[start]

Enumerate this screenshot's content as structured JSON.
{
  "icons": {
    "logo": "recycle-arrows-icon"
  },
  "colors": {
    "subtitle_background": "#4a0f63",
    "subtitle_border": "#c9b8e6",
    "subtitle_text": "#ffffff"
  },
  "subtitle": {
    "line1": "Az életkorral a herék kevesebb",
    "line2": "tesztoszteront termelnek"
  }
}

[end]

WORK INSTRUCTIONS:
Every record shown above should be written out again exactly.

WRITTEN SOLUTION:
Enumerate this screenshot's content as structured JSON.
{
  "icons": {
    "logo": "recycle-arrows-icon"
  },
  "colors": {
    "subtitle_background": "#4a0f63",
    "subtitle_border": "#c9b8e6",
    "subtitle_text": "#ffffff"
  },
  "subtitle": {
    "line1": "Az életkorral a herék kevesebb",
    "line2": "tesztoszteront termelnek"
  }
}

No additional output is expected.